-------- Given records

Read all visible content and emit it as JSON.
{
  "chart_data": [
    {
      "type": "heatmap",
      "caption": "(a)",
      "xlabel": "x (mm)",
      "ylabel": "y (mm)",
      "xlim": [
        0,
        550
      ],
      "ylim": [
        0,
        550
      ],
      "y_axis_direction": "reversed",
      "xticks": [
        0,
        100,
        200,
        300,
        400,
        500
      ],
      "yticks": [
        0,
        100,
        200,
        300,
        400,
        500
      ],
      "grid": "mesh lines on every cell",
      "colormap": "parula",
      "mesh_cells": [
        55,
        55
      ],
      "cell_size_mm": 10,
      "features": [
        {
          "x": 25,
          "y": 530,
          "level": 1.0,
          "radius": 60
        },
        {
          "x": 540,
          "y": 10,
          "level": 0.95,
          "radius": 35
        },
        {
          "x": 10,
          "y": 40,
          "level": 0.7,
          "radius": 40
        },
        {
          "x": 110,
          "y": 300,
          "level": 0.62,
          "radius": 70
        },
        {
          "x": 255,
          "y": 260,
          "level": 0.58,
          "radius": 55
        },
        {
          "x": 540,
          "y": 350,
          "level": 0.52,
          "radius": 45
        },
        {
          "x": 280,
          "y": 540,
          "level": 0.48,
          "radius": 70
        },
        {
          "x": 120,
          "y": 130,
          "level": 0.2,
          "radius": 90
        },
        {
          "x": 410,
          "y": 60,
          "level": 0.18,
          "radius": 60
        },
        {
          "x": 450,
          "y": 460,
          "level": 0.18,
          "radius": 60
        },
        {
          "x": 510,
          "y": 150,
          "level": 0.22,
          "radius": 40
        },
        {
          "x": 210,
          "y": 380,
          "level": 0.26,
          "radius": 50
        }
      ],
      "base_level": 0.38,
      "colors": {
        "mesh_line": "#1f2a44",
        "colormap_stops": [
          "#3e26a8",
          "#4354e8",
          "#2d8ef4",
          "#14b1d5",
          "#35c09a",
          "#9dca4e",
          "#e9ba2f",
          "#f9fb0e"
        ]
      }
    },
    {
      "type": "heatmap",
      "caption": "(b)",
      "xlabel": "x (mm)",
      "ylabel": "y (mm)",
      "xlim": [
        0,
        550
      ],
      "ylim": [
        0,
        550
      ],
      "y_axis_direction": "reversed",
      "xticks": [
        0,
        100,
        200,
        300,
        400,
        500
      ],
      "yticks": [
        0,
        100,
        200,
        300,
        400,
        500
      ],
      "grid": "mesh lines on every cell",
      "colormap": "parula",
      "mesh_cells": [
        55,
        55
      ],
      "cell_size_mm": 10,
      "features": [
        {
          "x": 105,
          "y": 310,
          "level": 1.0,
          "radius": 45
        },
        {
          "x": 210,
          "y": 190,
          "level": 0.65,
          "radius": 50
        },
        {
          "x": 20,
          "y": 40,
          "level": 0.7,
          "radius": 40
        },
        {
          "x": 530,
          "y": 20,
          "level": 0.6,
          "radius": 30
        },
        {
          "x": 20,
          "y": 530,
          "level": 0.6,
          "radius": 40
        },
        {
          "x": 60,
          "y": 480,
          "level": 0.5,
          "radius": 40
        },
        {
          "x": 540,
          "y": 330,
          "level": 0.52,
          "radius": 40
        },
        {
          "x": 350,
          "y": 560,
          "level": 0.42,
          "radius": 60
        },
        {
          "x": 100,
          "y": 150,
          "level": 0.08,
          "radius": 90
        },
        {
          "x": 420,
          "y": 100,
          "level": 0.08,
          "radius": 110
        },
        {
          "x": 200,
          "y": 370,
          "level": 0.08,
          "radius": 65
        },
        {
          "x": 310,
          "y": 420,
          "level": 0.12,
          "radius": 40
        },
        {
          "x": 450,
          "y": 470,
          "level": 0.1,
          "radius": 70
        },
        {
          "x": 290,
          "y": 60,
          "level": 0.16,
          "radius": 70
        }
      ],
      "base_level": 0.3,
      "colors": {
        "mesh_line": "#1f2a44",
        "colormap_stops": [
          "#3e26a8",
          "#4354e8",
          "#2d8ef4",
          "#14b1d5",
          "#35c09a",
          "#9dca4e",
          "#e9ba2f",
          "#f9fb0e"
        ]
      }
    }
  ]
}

----------------

# [The problem]
Each line of the listing should be copied exactly.

# [Exercise output]
Read all visible content and emit it as JSON.
{
  "chart_data": [
    {
      "type": "heatmap",
      "caption": "(a)",
      "xlabel": "x (mm)",
      "ylabel": "y (mm)",
      "xlim": [
        0,
        550
      ],
      "ylim": [
        0,
        550
      ],
      "y_axis_direction": "reversed",
      "xticks": [
        0,
        100,
        200,
        300,
        400,
        500
      ],
      "yticks": [
        0,
        100,
        200,
        300,
        400,
        500
      ],
      "grid": "mesh lines on every cell",
      "colormap": "parula",
      "mesh_cells": [
        55,
        55
      ],
      "cell_size_mm": 10,
      "features": [
        {
          "x": 25,
          "y": 530,
          "level": 1.0,
          "radius": 60
        },
        {
          "x": 540,
          "y": 10,
          "level": 0.95,
          "radius": 35
        },
        {
          "x": 10,
          "y": 40,
          "level": 0.7,
          "radius": 40
        },
        {
          "x": 110,
          "y": 300,
          "level": 0.62,
          "radius": 70
        },
        {
          "x": 255,
          "y": 260,
          "level": 0.58,
          "radius": 55
        },
        {
          "x": 540,
          "y": 350,
          "level": 0.52,
          "radius": 45
        },
        {
          "x": 280,
          "y": 540,
          "level": 0.48,
          "radius": 70
        },
        {
          "x": 120,
          "y": 130,
          "level": 0.2,
          "radius": 90
        },
        {
          "x": 410,
          "y": 60,
          "level": 0.18,
          "radius": 60
        },
        {
          "x": 450,
          "y": 460,
          "level": 0.18,
          "radius": 60
        },
        {
          "x": 510,
          "y": 150,
          "level": 0.22,
          "radius": 40
        },
        {
          "x": 210,
          "y": 380,
          "level": 0.26,
          "radius": 50
        }
      ],
      "base_level": 0.38,
      "colors": {
        "mesh_line": "#1f2a44",
        "colormap_stops": [
          "#3e26a8",
          "#4354e8",
          "#2d8ef4",
          "#14b1d5",
          "#35c09a",
          "#9dca4e",
          "#e9ba2f",
          "#f9fb0e"
        ]
      }
    },
    {
      "type": "heatmap",
      "caption": "(b)",
      "xlabel": "x (mm)",
      "ylabel": "y (mm)",
      "xlim": [
        0,
        550
      ],
      "ylim": [
        0,
        550
      ],
      "y_axis_direction": "reversed",
      "xticks": [
        0,
        100,
        200,
        300,
        400,
        500
      ],
      "yticks": [
        0,
        100,
        200,
        300,
        400,
        500
      ],
      "grid": "mesh lines on every cell",
      "colormap": "parula",
      "mesh_cells": [
        55,
        55
      ],
      "cell_size_mm": 10,
      "features": [
        {
          "x": 105,
          "y": 310,
          "level": 1.0,
          "radius": 45
        },
        {
          "x": 210,
          "y": 190,
          "level": 0.65,
          "radius": 50
        },
        {
          "x": 20,
          "y": 40,
          "level": 0.7,
          "radius": 40
        },
        {
          "x": 530,
          "y": 20,
          "level": 0.6,
          "radius": 30
        },
        {
          "x": 20,
          "y": 530,
          "level": 0.6,
          "radius": 40
        },
        {
          "x": 60,
          "y": 480,
          "level": 0.5,
          "radius": 40
        },
        {
          "x": 540,
          "y": 330,
          "level": 0.52,
          "radius": 40
        },
        {
          "x": 350,
          "y": 560,
          "level": 0.42,
          "radius": 60
        },
        {
          "x": 100,
          "y": 150,
          "level": 0.08,
          "radius": 90
        },
        {
          "x": 420,
          "y": 100,
          "level": 0.08,
          "radius": 110
        },
        {
          "x": 200,
          "y": 370,
          "level": 0.08,
          "radius": 65
        },
        {
          "x": 310,
          "y": 420,
          "level": 0.12,
          "radius": 40
        },
        {
          "x": 450,
          "y": 470,
          "level": 0.1,
          "radius": 70
        },
        {
          "x": 290,
          "y": 60,
          "level": 0.16,
          "radius": 70
        }
      ],
      "base_level": 0.3,
      "colors": {
        "mesh_line": "#1f2a44",
        "colormap_stops": [
          "#3e26a8",
          "#4354e8",
          "#2d8ef4",
          "#14b1d5",
          "#35c09a",
          "#9dca4e",
          "#e9ba2f",
          "#f9fb0e"
        ]
      }
    }
  ]
}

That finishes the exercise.